=== EXERCISE REQUIREMENTS ===
Across the entries below, how many lines contain the word "Școlarilor"? Give the number alone.

=== RECORDED DATA ===
· · · · · · ·
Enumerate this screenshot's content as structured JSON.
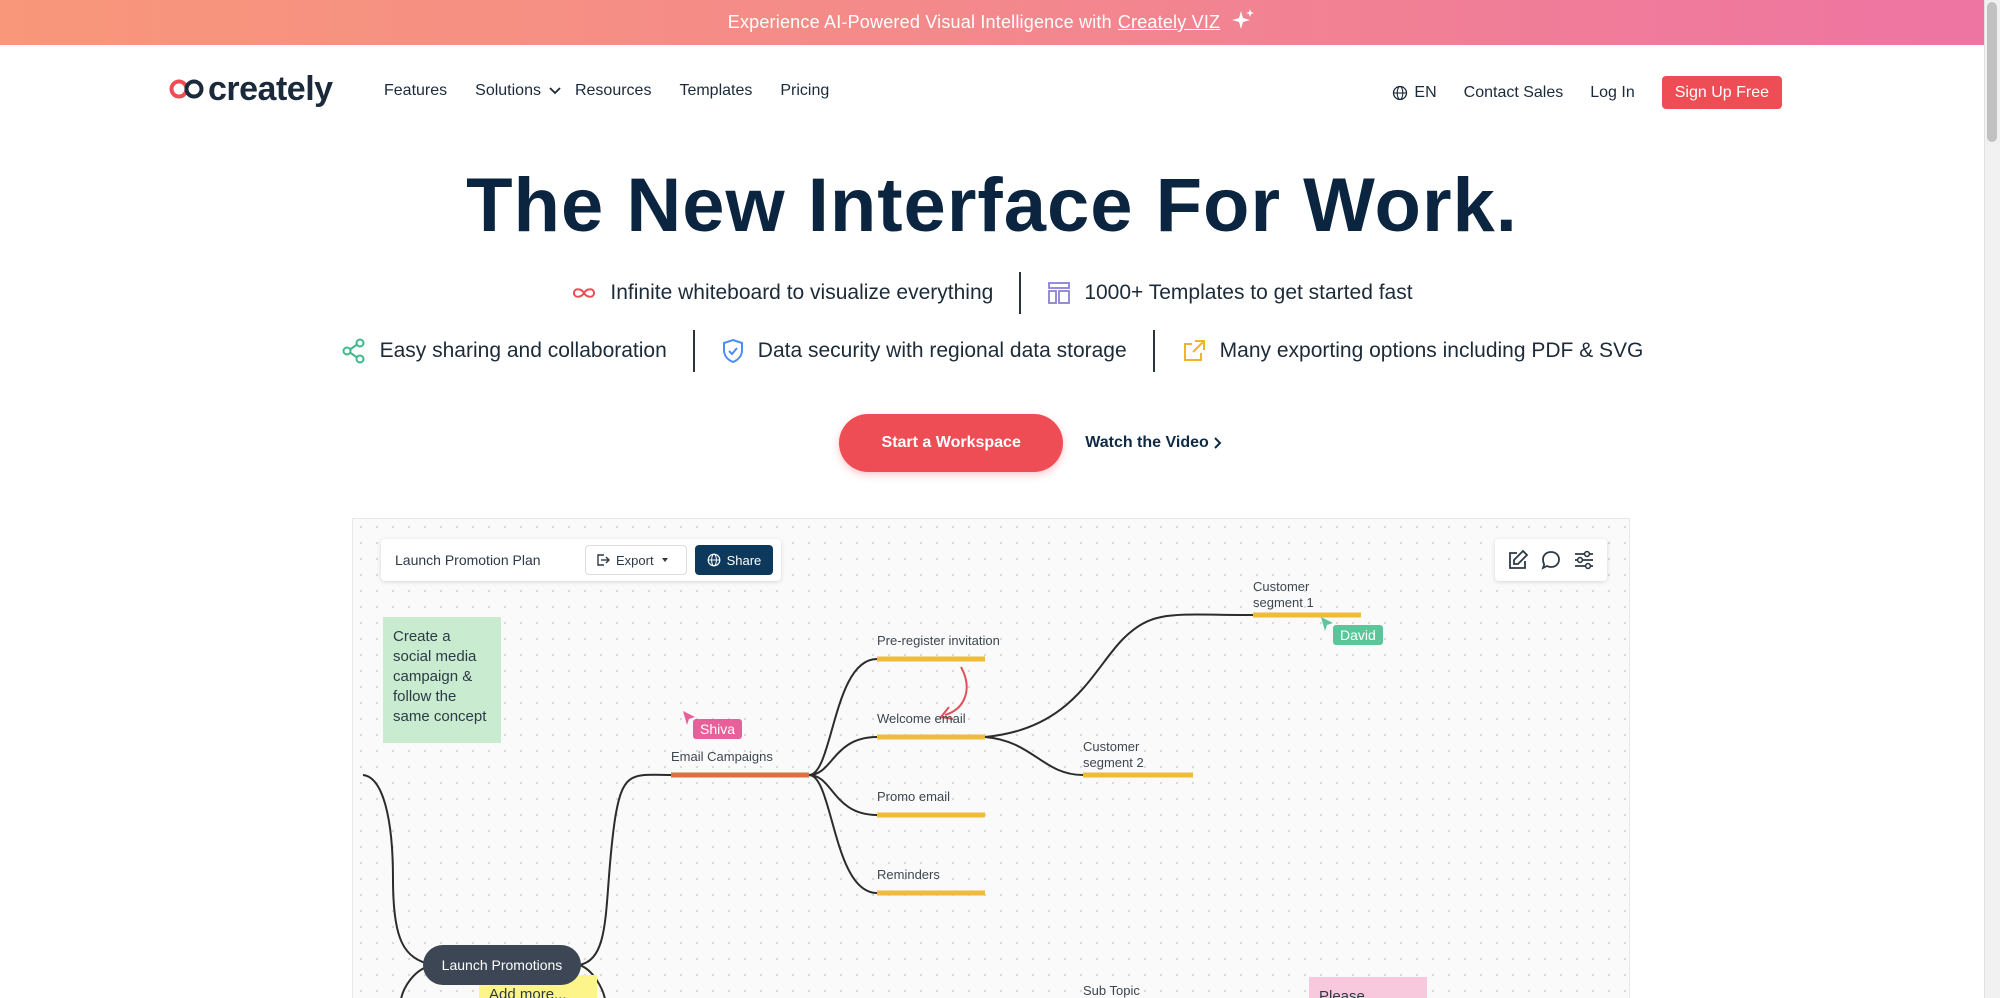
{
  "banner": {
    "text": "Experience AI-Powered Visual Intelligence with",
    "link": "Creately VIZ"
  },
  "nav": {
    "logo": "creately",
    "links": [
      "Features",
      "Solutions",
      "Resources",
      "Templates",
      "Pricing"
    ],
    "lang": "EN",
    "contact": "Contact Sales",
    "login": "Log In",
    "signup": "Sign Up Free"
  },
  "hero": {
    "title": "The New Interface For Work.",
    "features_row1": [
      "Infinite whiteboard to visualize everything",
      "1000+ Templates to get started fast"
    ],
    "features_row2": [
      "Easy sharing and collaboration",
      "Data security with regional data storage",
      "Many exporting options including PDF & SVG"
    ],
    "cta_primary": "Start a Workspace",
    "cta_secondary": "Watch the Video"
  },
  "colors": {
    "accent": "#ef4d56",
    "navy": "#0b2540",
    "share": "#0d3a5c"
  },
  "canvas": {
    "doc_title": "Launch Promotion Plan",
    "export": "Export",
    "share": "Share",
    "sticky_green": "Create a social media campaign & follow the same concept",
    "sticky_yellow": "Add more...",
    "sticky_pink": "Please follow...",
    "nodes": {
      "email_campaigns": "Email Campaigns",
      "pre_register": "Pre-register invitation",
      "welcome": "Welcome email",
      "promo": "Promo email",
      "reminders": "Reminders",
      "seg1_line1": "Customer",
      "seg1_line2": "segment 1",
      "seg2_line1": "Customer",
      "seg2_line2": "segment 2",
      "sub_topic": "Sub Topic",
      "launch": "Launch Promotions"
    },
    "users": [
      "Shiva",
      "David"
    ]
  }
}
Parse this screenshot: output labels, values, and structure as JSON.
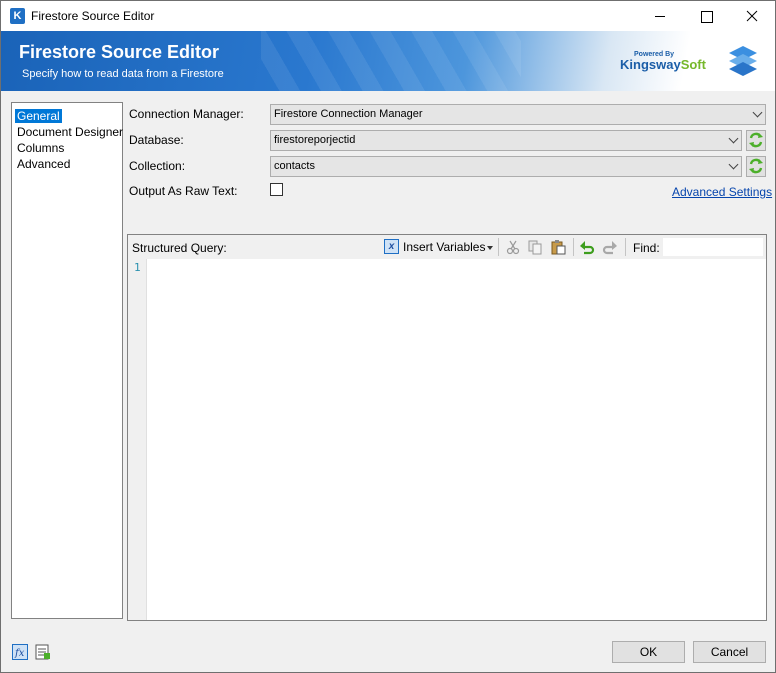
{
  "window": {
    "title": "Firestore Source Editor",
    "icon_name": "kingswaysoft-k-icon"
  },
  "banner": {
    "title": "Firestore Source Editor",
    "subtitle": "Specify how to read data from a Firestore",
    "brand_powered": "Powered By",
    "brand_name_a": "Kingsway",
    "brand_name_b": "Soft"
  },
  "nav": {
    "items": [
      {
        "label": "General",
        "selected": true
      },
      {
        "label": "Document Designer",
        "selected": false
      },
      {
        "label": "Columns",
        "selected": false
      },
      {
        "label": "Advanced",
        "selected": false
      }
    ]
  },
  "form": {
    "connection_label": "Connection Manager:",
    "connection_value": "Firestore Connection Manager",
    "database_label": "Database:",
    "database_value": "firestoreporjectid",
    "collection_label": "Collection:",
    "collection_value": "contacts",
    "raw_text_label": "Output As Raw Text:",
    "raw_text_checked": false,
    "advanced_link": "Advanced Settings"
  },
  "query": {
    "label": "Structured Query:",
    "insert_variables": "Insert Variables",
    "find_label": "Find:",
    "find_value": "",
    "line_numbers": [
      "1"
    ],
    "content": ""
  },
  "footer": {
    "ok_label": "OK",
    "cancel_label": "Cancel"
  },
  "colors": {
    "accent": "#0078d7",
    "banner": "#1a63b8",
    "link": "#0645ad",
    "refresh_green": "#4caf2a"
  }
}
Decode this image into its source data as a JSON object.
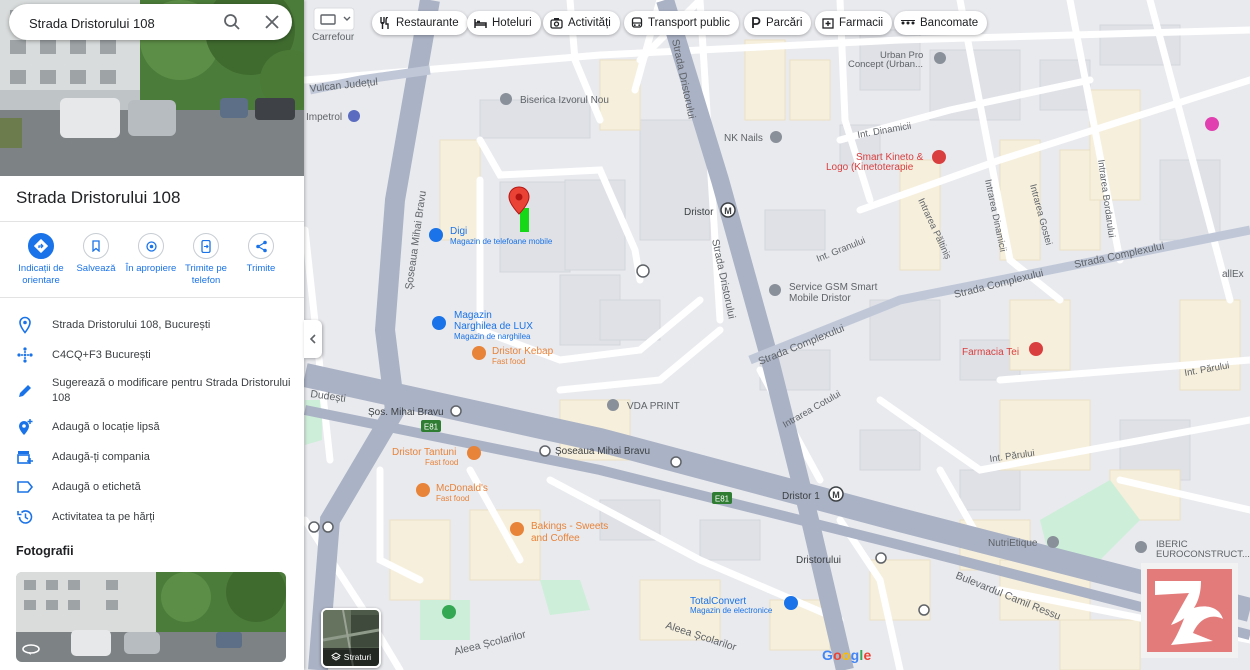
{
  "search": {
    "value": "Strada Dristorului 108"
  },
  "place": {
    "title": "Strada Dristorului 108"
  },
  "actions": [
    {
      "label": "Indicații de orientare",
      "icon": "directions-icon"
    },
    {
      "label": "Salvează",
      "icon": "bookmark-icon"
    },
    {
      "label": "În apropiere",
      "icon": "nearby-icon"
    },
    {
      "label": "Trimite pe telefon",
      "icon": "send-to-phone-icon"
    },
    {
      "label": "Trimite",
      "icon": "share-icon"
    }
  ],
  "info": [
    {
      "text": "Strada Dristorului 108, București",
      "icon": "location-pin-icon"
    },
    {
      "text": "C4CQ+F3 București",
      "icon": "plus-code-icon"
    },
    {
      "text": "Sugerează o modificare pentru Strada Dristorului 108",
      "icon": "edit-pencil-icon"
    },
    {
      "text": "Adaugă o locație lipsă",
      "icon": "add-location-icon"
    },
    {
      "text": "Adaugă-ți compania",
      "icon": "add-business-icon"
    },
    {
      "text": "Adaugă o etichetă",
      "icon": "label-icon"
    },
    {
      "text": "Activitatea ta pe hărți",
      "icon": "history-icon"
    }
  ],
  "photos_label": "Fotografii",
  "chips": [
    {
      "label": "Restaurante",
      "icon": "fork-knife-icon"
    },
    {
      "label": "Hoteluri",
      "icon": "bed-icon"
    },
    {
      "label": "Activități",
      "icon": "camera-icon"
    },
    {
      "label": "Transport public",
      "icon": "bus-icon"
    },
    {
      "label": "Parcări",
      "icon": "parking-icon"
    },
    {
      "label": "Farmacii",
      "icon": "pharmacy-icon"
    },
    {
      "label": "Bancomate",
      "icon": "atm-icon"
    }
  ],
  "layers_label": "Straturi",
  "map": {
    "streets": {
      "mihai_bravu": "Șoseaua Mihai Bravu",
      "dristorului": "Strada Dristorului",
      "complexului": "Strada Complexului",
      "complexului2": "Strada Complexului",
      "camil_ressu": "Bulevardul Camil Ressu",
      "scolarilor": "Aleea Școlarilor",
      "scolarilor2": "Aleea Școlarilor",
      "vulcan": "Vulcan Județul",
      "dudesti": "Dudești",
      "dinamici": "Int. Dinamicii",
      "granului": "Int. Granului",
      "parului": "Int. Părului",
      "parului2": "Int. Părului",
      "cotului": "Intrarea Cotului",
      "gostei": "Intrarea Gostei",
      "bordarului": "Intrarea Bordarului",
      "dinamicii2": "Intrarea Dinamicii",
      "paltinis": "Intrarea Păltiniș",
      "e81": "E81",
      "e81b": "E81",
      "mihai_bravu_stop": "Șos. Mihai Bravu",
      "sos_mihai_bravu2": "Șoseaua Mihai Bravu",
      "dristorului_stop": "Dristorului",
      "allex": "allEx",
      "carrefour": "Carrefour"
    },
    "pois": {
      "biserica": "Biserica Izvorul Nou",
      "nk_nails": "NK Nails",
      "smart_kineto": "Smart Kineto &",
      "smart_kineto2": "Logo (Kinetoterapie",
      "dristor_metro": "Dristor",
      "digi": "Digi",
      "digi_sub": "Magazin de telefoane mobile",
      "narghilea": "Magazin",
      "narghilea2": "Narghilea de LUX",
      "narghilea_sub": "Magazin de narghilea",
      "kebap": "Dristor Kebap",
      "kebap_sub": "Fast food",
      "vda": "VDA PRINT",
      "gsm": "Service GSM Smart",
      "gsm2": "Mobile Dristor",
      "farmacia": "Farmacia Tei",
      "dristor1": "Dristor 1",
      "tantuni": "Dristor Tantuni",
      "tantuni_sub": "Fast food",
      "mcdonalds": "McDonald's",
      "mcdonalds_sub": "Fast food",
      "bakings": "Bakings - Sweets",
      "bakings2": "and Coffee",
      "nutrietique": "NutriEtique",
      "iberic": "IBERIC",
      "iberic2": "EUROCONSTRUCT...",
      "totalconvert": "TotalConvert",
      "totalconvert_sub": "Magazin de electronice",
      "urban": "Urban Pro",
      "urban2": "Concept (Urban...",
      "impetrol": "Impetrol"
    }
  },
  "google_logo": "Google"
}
· · · · · · ·
=== RESPONSE TO THE TASK ===
2